Keep the images out while you set down the data exactly.

## Extracted data
┄┄┄┄┄┄┄┄┄┄┄┄┄┄┄┄┄┄┄┄

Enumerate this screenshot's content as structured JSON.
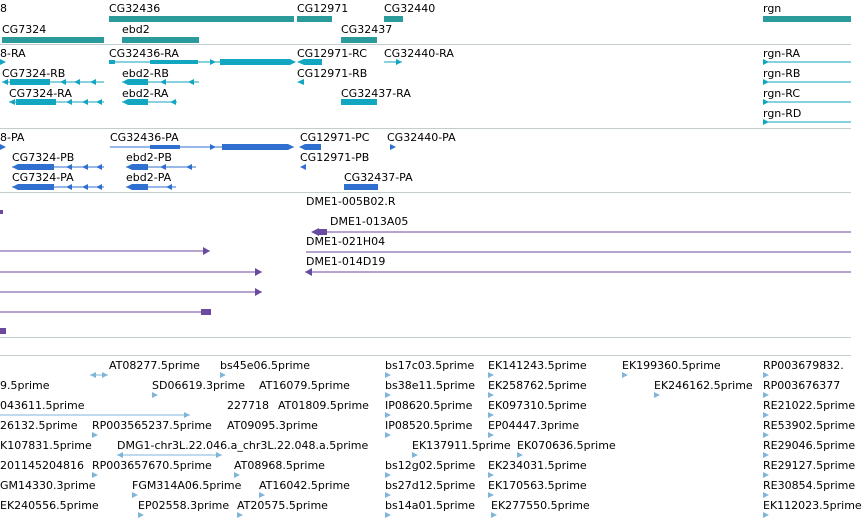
{
  "colors": {
    "gene": "#2a9a9a",
    "transcript": "#12a6c0",
    "protein": "#2e6fd0",
    "clone": "#6a4a9e",
    "est": "#7fb6d8",
    "separator": "#c4ccd0"
  },
  "tracks": {
    "gene_span": {
      "labels": [
        "8",
        "CG32436",
        "CG12971",
        "CG32440",
        "rgn",
        "CG7324",
        "ebd2",
        "CG32437"
      ]
    },
    "transcript": {
      "labels": [
        "8-RA",
        "CG32436-RA",
        "CG12971-RC",
        "CG32440-RA",
        "rgn-RA",
        "CG7324-RB",
        "ebd2-RB",
        "CG12971-RB",
        "rgn-RB",
        "CG7324-RA",
        "ebd2-RA",
        "CG32437-RA",
        "rgn-RC",
        "rgn-RD"
      ]
    },
    "protein": {
      "labels": [
        "8-PA",
        "CG32436-PA",
        "CG12971-PC",
        "CG32440-PA",
        "CG7324-PB",
        "ebd2-PB",
        "CG12971-PB",
        "CG7324-PA",
        "ebd2-PA",
        "CG32437-PA"
      ]
    },
    "clone": {
      "labels": [
        "DME1-005B02.R",
        "DME1-013A05",
        "DME1-021H04",
        "DME1-014D19"
      ]
    },
    "est": {
      "labels": [
        "AT08277.5prime",
        "bs45e06.5prime",
        "bs17c03.5prime",
        "EK141243.5prime",
        "EK199360.5prime",
        "RP003679832.",
        "9.5prime",
        "SD06619.3prime",
        "AT16079.5prime",
        "bs38e11.5prime",
        "EK258762.5prime",
        "EK246162.5prime",
        "RP003676377",
        "043611.5prime",
        "227718",
        "AT01809.5prime",
        "IP08620.5prime",
        "EK097310.5prime",
        "RE21022.5prime",
        "26132.5prime",
        "RP003565237.5prime",
        "AT09095.3prime",
        "IP08520.5prime",
        "EP04447.3prime",
        "RE53902.5prime",
        "K107831.5prime",
        "DMG1-chr3L.22.046.a_chr3L.22.048.a.5prime",
        "EK137911.5prime",
        "EK070636.5prime",
        "RE29046.5prime",
        "201145204816",
        "RP003657670.5prime",
        "AT08968.5prime",
        "bs12g02.5prime",
        "EK234031.5prime",
        "RE29127.5prime",
        "GM14330.3prime",
        "FGM314A06.5prime",
        "AT16042.5prime",
        "bs27d12.5prime",
        "EK170563.5prime",
        "RE30854.5prime",
        "EK240556.5prime",
        "EP02558.3prime",
        "AT20575.5prime",
        "bs14a01.5prime",
        "EK277550.5prime",
        "EK112023.5prime"
      ]
    }
  }
}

┄┄┄┄┄┄┄┄┄┄┄┄┄┄┄┄┄┄┄┄

## Answer to this problem
Enumerate this screenshot's content as structured JSON.
{
  "colors": {
    "gene": "#2a9a9a",
    "transcript": "#12a6c0",
    "protein": "#2e6fd0",
    "clone": "#6a4a9e",
    "est": "#7fb6d8",
    "separator": "#c4ccd0"
  },
  "tracks": {
    "gene_span": {
      "labels": [
        "8",
        "CG32436",
        "CG12971",
        "CG32440",
        "rgn",
        "CG7324",
        "ebd2",
        "CG32437"
      ]
    },
    "transcript": {
      "labels": [
        "8-RA",
        "CG32436-RA",
        "CG12971-RC",
        "CG32440-RA",
        "rgn-RA",
        "CG7324-RB",
        "ebd2-RB",
        "CG12971-RB",
        "rgn-RB",
        "CG7324-RA",
        "ebd2-RA",
        "CG32437-RA",
        "rgn-RC",
        "rgn-RD"
      ]
    },
    "protein": {
      "labels": [
        "8-PA",
        "CG32436-PA",
        "CG12971-PC",
        "CG32440-PA",
        "CG7324-PB",
        "ebd2-PB",
        "CG12971-PB",
        "CG7324-PA",
        "ebd2-PA",
        "CG32437-PA"
      ]
    },
    "clone": {
      "labels": [
        "DME1-005B02.R",
        "DME1-013A05",
        "DME1-021H04",
        "DME1-014D19"
      ]
    },
    "est": {
      "labels": [
        "AT08277.5prime",
        "bs45e06.5prime",
        "bs17c03.5prime",
        "EK141243.5prime",
        "EK199360.5prime",
        "RP003679832.",
        "9.5prime",
        "SD06619.3prime",
        "AT16079.5prime",
        "bs38e11.5prime",
        "EK258762.5prime",
        "EK246162.5prime",
        "RP003676377",
        "043611.5prime",
        "227718",
        "AT01809.5prime",
        "IP08620.5prime",
        "EK097310.5prime",
        "RE21022.5prime",
        "26132.5prime",
        "RP003565237.5prime",
        "AT09095.3prime",
        "IP08520.5prime",
        "EP04447.3prime",
        "RE53902.5prime",
        "K107831.5prime",
        "DMG1-chr3L.22.046.a_chr3L.22.048.a.5prime",
        "EK137911.5prime",
        "EK070636.5prime",
        "RE29046.5prime",
        "201145204816",
        "RP003657670.5prime",
        "AT08968.5prime",
        "bs12g02.5prime",
        "EK234031.5prime",
        "RE29127.5prime",
        "GM14330.3prime",
        "FGM314A06.5prime",
        "AT16042.5prime",
        "bs27d12.5prime",
        "EK170563.5prime",
        "RE30854.5prime",
        "EK240556.5prime",
        "EP02558.3prime",
        "AT20575.5prime",
        "bs14a01.5prime",
        "EK277550.5prime",
        "EK112023.5prime"
      ]
    }
  }
}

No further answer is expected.